What you should do: Write out the data below in full, unchanged, minus the images.

— start of Material for this exercise —

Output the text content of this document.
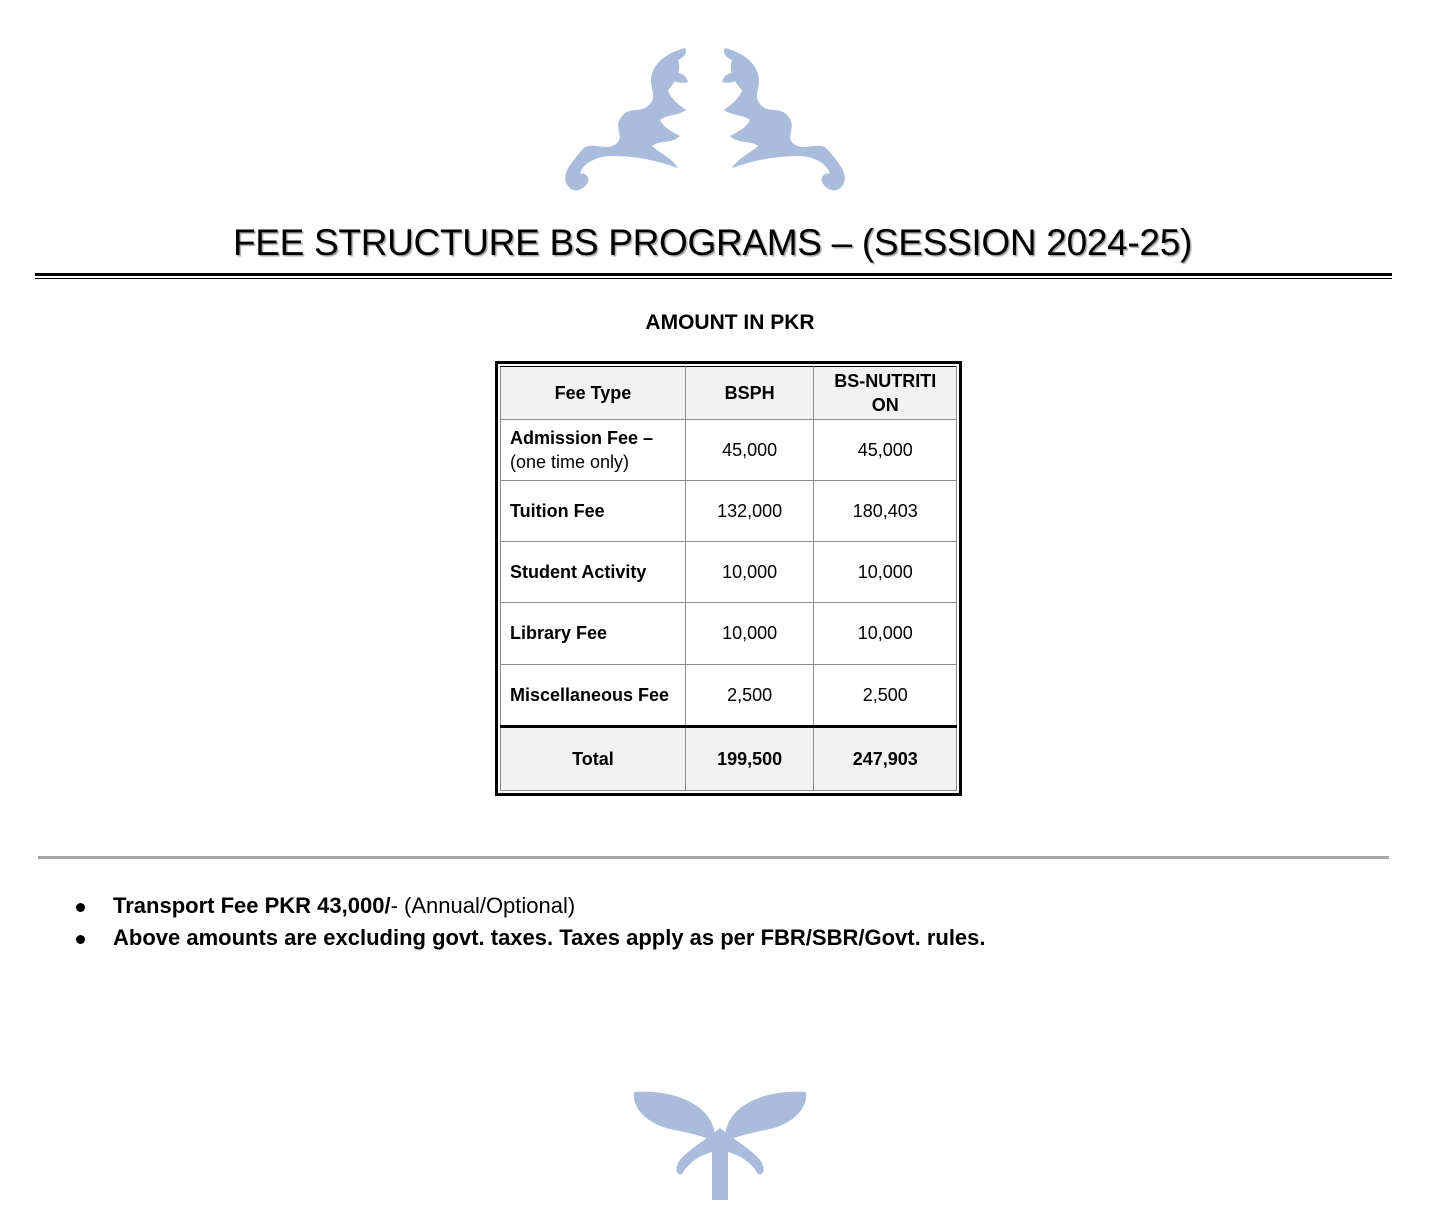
FEE STRUCTURE BS PROGRAMS – (SESSION 2024-25)
AMOUNT IN PKR
Fee Type	BSPH	BS-NUTRITION
Admission Fee –
(one time only)	45,000	45,000
Tuition Fee	132,000	180,403
Student Activity	10,000	10,000
Library Fee	10,000	10,000
Miscellaneous Fee	2,500	2,500
Total	199,500	247,903
Transport Fee PKR 43,000/- (Annual/Optional)
Above amounts are excluding govt. taxes. Taxes apply as per FBR/SBR/Govt. rules.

— end of Material for this exercise —

Right answer:
Output the text content of this document.
FEE STRUCTURE BS PROGRAMS – (SESSION 2024-25)
AMOUNT IN PKR
Fee Type	BSPH	BS-NUTRITION
Admission Fee –
(one time only)	45,000	45,000
Tuition Fee	132,000	180,403
Student Activity	10,000	10,000
Library Fee	10,000	10,000
Miscellaneous Fee	2,500	2,500
Total	199,500	247,903
Transport Fee PKR 43,000/- (Annual/Optional)
Above amounts are excluding govt. taxes. Taxes apply as per FBR/SBR/Govt. rules.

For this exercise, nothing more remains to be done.